Goal => Report how many lines of the following entries include the string "normaalwaarde"; respond with the number alone.

Provided records =>

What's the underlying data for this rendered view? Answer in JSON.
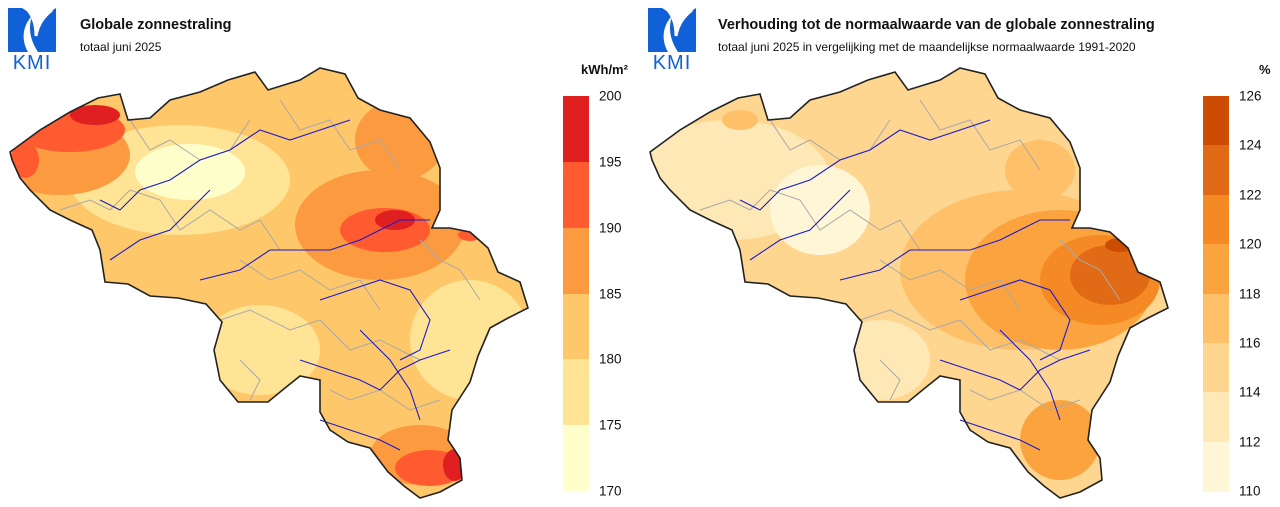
{
  "logo": {
    "text": "KMI",
    "color": "#1060d8"
  },
  "panels": [
    {
      "title": "Globale zonnestraling",
      "subtitle": "totaal juni 2025",
      "unit": "kWh/m²",
      "legend": {
        "ticks": [
          "200",
          "195",
          "190",
          "185",
          "180",
          "175",
          "170"
        ],
        "colors": [
          "#e02020",
          "#ff5a30",
          "#fc9a40",
          "#fec76a",
          "#fee494",
          "#ffffcc"
        ]
      }
    },
    {
      "title": "Verhouding tot de normaalwaarde van de globale zonnestraling",
      "subtitle": "totaal juni 2025 in vergelijking met de maandelijkse normaalwaarde 1991-2020",
      "unit": "%",
      "legend": {
        "ticks": [
          "126",
          "124",
          "122",
          "120",
          "118",
          "116",
          "114",
          "112",
          "110"
        ],
        "colors": [
          "#cc4c02",
          "#e06a15",
          "#f58a25",
          "#fba43f",
          "#fec068",
          "#fed690",
          "#fee8b5",
          "#fff6d6"
        ]
      }
    }
  ]
}
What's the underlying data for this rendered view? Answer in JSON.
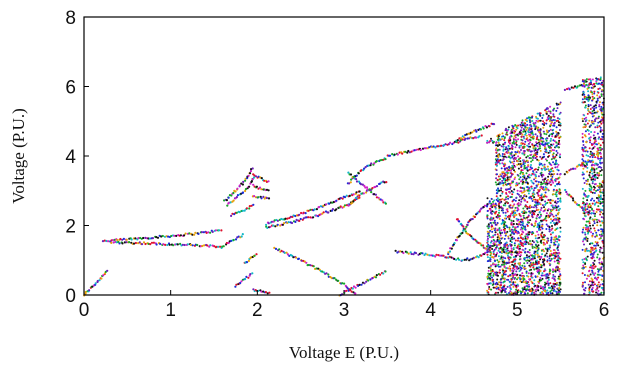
{
  "chart_data": {
    "type": "scatter",
    "title": "",
    "xlabel": "Voltage E (P.U.)",
    "ylabel": "Voltage  (P.U.)",
    "xlim": [
      0,
      6
    ],
    "ylim": [
      0,
      8
    ],
    "x_ticks": [
      "0",
      "1",
      "2",
      "3",
      "4",
      "5",
      "6"
    ],
    "y_ticks": [
      "0",
      "2",
      "4",
      "6",
      "8"
    ],
    "grid": false,
    "legend": "none",
    "point_colors": [
      "#e0102c",
      "#1b2cd9",
      "#17a62a",
      "#d020c8",
      "#14b8c8",
      "#e8a10c",
      "#6b1fb8",
      "#111111"
    ],
    "branches": [
      {
        "x": [
          0.0,
          0.1,
          0.2,
          0.28
        ],
        "y": [
          0.0,
          0.25,
          0.5,
          0.75
        ]
      },
      {
        "x": [
          0.22,
          0.5,
          0.8,
          1.1,
          1.4,
          1.6
        ],
        "y": [
          1.55,
          1.6,
          1.66,
          1.72,
          1.8,
          1.87
        ]
      },
      {
        "x": [
          0.3,
          0.6,
          0.9,
          1.2,
          1.5,
          1.6
        ],
        "y": [
          1.52,
          1.5,
          1.47,
          1.44,
          1.4,
          1.38
        ]
      },
      {
        "x": [
          1.6,
          1.7,
          1.85
        ],
        "y": [
          1.4,
          1.55,
          1.75
        ]
      },
      {
        "x": [
          1.62,
          1.75,
          1.88,
          1.95
        ],
        "y": [
          2.7,
          3.0,
          3.35,
          3.7
        ]
      },
      {
        "x": [
          1.65,
          1.78,
          1.9,
          1.97
        ],
        "y": [
          2.6,
          2.85,
          3.1,
          3.45
        ]
      },
      {
        "x": [
          1.7,
          1.85,
          1.97
        ],
        "y": [
          2.3,
          2.45,
          2.6
        ]
      },
      {
        "x": [
          1.95,
          2.05,
          2.15
        ],
        "y": [
          3.45,
          3.35,
          3.25
        ]
      },
      {
        "x": [
          1.95,
          2.05,
          2.15
        ],
        "y": [
          3.15,
          3.05,
          3.0
        ]
      },
      {
        "x": [
          1.95,
          2.05,
          2.15
        ],
        "y": [
          2.85,
          2.8,
          2.78
        ]
      },
      {
        "x": [
          1.75,
          1.85,
          1.95
        ],
        "y": [
          0.25,
          0.45,
          0.62
        ]
      },
      {
        "x": [
          1.95,
          2.05,
          2.15
        ],
        "y": [
          0.15,
          0.1,
          0.05
        ]
      },
      {
        "x": [
          1.85,
          1.92,
          2.0
        ],
        "y": [
          0.9,
          1.05,
          1.2
        ]
      },
      {
        "x": [
          2.1,
          2.4,
          2.7,
          3.0,
          3.2
        ],
        "y": [
          2.05,
          2.25,
          2.5,
          2.8,
          3.0
        ]
      },
      {
        "x": [
          2.1,
          2.4,
          2.7,
          3.0,
          3.2
        ],
        "y": [
          1.95,
          2.1,
          2.3,
          2.55,
          2.8
        ]
      },
      {
        "x": [
          2.2,
          2.5,
          2.8,
          3.0,
          3.15
        ],
        "y": [
          1.35,
          1.0,
          0.6,
          0.3,
          0.0
        ]
      },
      {
        "x": [
          2.95,
          3.1,
          3.3,
          3.5
        ],
        "y": [
          0.0,
          0.2,
          0.45,
          0.7
        ]
      },
      {
        "x": [
          3.05,
          3.2,
          3.35,
          3.5
        ],
        "y": [
          3.2,
          3.6,
          3.8,
          3.95
        ]
      },
      {
        "x": [
          3.05,
          3.2,
          3.35,
          3.5
        ],
        "y": [
          2.6,
          2.9,
          3.1,
          3.3
        ]
      },
      {
        "x": [
          3.05,
          3.2,
          3.35,
          3.5
        ],
        "y": [
          3.5,
          3.2,
          2.9,
          2.6
        ]
      },
      {
        "x": [
          3.5,
          3.8,
          4.0,
          4.3,
          4.6
        ],
        "y": [
          4.0,
          4.15,
          4.25,
          4.4,
          4.6
        ]
      },
      {
        "x": [
          4.3,
          4.45,
          4.6,
          4.75
        ],
        "y": [
          4.45,
          4.65,
          4.8,
          4.95
        ]
      },
      {
        "x": [
          3.6,
          3.8,
          4.0,
          4.2
        ],
        "y": [
          1.25,
          1.2,
          1.15,
          1.1
        ]
      },
      {
        "x": [
          4.2,
          4.3,
          4.45,
          4.6,
          4.7
        ],
        "y": [
          1.2,
          1.6,
          2.1,
          2.5,
          2.7
        ]
      },
      {
        "x": [
          4.2,
          4.35,
          4.5,
          4.65
        ],
        "y": [
          1.1,
          1.0,
          1.05,
          1.2
        ]
      },
      {
        "x": [
          4.3,
          4.45,
          4.6,
          4.7
        ],
        "y": [
          2.2,
          1.7,
          1.4,
          1.2
        ]
      },
      {
        "x": [
          5.55,
          5.7,
          5.85,
          6.0
        ],
        "y": [
          5.9,
          6.0,
          6.05,
          6.1
        ]
      },
      {
        "x": [
          5.55,
          5.7,
          5.85
        ],
        "y": [
          3.0,
          2.6,
          2.3
        ]
      },
      {
        "x": [
          5.55,
          5.7,
          5.85
        ],
        "y": [
          3.5,
          3.7,
          3.9
        ]
      }
    ],
    "chaotic_bands": [
      {
        "x_range": [
          4.65,
          5.5
        ],
        "y_range_start": [
          0.0,
          4.5
        ],
        "y_range_end": [
          0.0,
          5.6
        ],
        "gaps": [
          {
            "x": [
              4.65,
              4.75
            ],
            "y": [
              2.8,
              4.3
            ]
          }
        ]
      },
      {
        "x_range": [
          5.75,
          6.0
        ],
        "y_range_start": [
          0.0,
          6.2
        ],
        "y_range_end": [
          0.0,
          6.3
        ],
        "gaps": []
      }
    ]
  }
}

Exercise answer => 2